• **Text provided**
★ ★ ★ ★ ★ ★ ★

Even people who do not like spiders can find much to love in the red backed jumping spider. First of all they are cute (well, cute for a spider). Stocky and fuzzy, with eight eyes positioned across a broad face, they are somehow a little less spidery-creepy than a black widow. If you are impressed by athletic prowess, they are stars in the long jump category — reportedly able to jump 30 to 40 times their body length. A 6-foot man with that ability could jump half a football field with room to spare. Wonder of wonders, this is not directly accomplished with muscles. Spiders of all sorts use hydraulics to extend their legs. A quick Google search under "spider hydraulics" will turn up dozens of articles about it. That's the reason their legs curl up as they die. They are effectively spring loaded to that position. It is internal pressure that extends them and allows the animal to move about. Like rock climbers, wherever they go they attach a safety line. If they are dislodged, they can recover immediately.

Some articles I've read point out they can calculate a trajectory around an obstacle, attach a silk drag line, jump, and swing past a barrier to get to their target. All of which is a pretty sophisticated piece of math for something with a brain the size of a bit of lint.

If you just don't like spiders at all, you can take cheer from the fact that they quite effectively hunt other spiders. I'd say about half of the photos I've taken of jumping spiders with prey are spider on spider. It is fascinating to watch them acquire a target, stalk it to comfortable distance and suddenly leap onto it. When it goes right, it is all over very quickly.

Good Mothers

In grammar school I learned that only the birds and mammals cared for their young. Later I learned that crocodiles and alligators build and protect nests, but largely the "lower lifeforms" do little after laying their eggs. Aside from the social insects that feed, protect and rear the young into adulthood, parental care is relatively rare in the insect world.

Of course there are exceptions. Take many members of the giant waterbug (family Belostomatidae). The female cements the eggs to the male's back and, through the sheer self preservation, he protects the young. Among the spiders, scorpions and centipedes, however, there are a great many examples. I have often observed female American house spiders (Parasteatoda tepidariorum) building a web and case in which females lay eggs. After they hatch, babies may stay many days in the mother's web feeding on whatever may be netted.

The common little wolf spider (family Lycosidae), which does not spin a web in my yard, carries an egg sack around on her abdomen until the spiderlings hatch and then, for a few days, carries them on her back. A little while ago, as I was dismantling an old wood pile, I happened across three mother centipedes (Scolopocryptops gracilis) each tenaciously protecting their clutch.

The black lace weaver, a species of spider which does not live around here, probably takes the cake as a "good mother." Amaurobius ferox lays her eggs, tends the web and once they have hatched, lays a second set of eggs for the babies to consume. They molt once and then she actively encourages them to eat her, which they do. She is a member of the "hacklemesh" family of spiders of which there are local examples. Do they behave in the same way? No one knows. It has been said, "wherever you are you are within six feet of a spider," so, that very same drama might just be playing itself this very minute inside one of your walls.

★ ★ ★ ★ ★ ★ ★

• **Data extracts**
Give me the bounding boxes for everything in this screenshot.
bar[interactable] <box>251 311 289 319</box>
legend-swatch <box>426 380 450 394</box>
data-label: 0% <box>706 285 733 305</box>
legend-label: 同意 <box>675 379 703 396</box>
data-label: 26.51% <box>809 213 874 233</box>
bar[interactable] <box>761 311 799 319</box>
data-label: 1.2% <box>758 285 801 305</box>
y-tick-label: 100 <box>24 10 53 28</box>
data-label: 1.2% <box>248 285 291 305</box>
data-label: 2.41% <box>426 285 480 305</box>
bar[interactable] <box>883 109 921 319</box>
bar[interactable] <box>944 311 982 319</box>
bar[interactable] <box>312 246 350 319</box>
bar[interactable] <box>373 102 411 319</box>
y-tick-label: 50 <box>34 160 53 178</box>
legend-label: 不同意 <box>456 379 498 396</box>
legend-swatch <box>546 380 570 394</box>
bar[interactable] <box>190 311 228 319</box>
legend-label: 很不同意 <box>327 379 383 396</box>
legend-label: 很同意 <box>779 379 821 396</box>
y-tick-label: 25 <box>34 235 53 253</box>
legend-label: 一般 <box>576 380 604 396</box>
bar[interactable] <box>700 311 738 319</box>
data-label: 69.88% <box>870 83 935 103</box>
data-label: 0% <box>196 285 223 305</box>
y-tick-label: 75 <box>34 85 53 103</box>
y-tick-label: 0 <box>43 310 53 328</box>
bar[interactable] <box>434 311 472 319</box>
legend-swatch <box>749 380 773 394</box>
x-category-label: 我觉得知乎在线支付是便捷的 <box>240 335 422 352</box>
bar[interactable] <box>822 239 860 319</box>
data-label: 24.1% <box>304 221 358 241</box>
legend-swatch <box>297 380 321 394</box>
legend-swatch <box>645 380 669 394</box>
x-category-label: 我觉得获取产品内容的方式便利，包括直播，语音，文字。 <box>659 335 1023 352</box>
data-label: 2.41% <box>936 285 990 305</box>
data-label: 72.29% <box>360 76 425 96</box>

★ ★ ★ ★ ★ ★ ★

• **Requirement 1**
Transcribe the text on spiders between "If you just" and "over very quickly.", inclusive.
• **Requirement 2**
List every scientific (Latin) name that appears in the text on spiders.

• **Task solution 1**
If you just don't like spiders at all, you can take cheer from the fact that they quite effectively hunt other spiders. I'd say about half of the photos I've taken of jumping spiders with prey are spider on spider. It is fascinating to watch them acquire a target, stalk it to comfortable distance and suddenly leap onto it. When it goes right, it is all over very quickly.

• **Task solution 2**
Belostomatidae
Parasteatoda tepidariorum
Lycosidae
Scolopocryptops gracilis
Amaurobius ferox